### Task
Omit every picture and write out the rest of the records exactly.

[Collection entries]
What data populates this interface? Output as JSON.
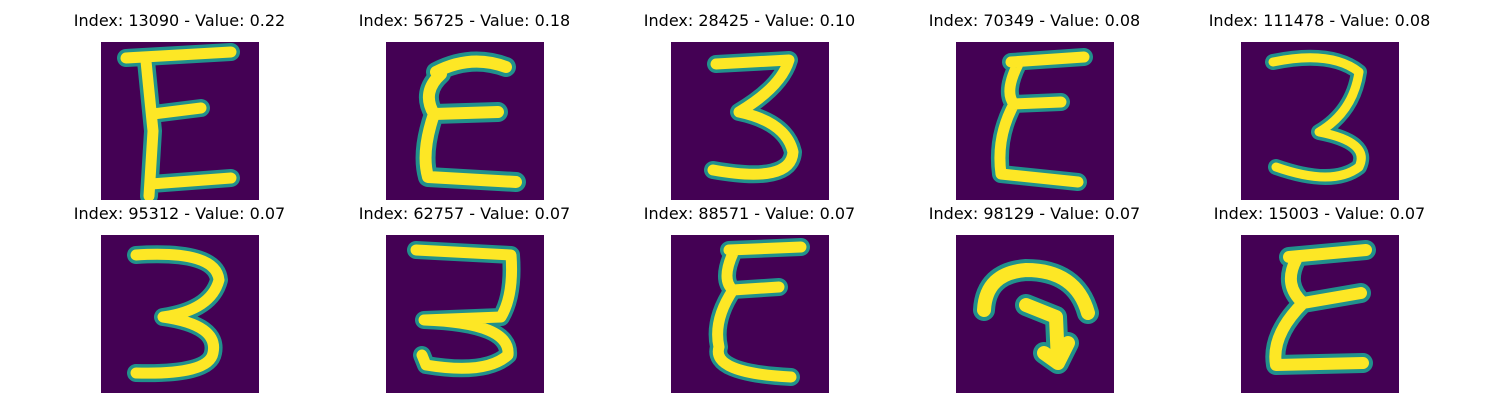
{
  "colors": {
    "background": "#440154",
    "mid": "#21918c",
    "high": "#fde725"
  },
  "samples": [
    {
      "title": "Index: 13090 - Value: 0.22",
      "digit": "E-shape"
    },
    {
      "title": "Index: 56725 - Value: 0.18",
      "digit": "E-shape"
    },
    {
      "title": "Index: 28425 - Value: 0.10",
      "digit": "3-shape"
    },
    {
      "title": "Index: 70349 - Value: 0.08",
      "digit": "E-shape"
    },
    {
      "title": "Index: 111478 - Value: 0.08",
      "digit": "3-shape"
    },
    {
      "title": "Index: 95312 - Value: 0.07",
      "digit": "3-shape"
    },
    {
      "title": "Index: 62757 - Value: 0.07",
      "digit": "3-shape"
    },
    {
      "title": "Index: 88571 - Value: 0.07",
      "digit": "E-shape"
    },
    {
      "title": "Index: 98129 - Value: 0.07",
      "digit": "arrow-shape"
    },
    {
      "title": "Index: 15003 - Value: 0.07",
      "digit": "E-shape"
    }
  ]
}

### Output
What data populates this interface? Output as JSON.
{
  "colors": {
    "background": "#440154",
    "mid": "#21918c",
    "high": "#fde725"
  },
  "samples": [
    {
      "title": "Index: 13090 - Value: 0.22",
      "digit": "E-shape"
    },
    {
      "title": "Index: 56725 - Value: 0.18",
      "digit": "E-shape"
    },
    {
      "title": "Index: 28425 - Value: 0.10",
      "digit": "3-shape"
    },
    {
      "title": "Index: 70349 - Value: 0.08",
      "digit": "E-shape"
    },
    {
      "title": "Index: 111478 - Value: 0.08",
      "digit": "3-shape"
    },
    {
      "title": "Index: 95312 - Value: 0.07",
      "digit": "3-shape"
    },
    {
      "title": "Index: 62757 - Value: 0.07",
      "digit": "3-shape"
    },
    {
      "title": "Index: 88571 - Value: 0.07",
      "digit": "E-shape"
    },
    {
      "title": "Index: 98129 - Value: 0.07",
      "digit": "arrow-shape"
    },
    {
      "title": "Index: 15003 - Value: 0.07",
      "digit": "E-shape"
    }
  ]
}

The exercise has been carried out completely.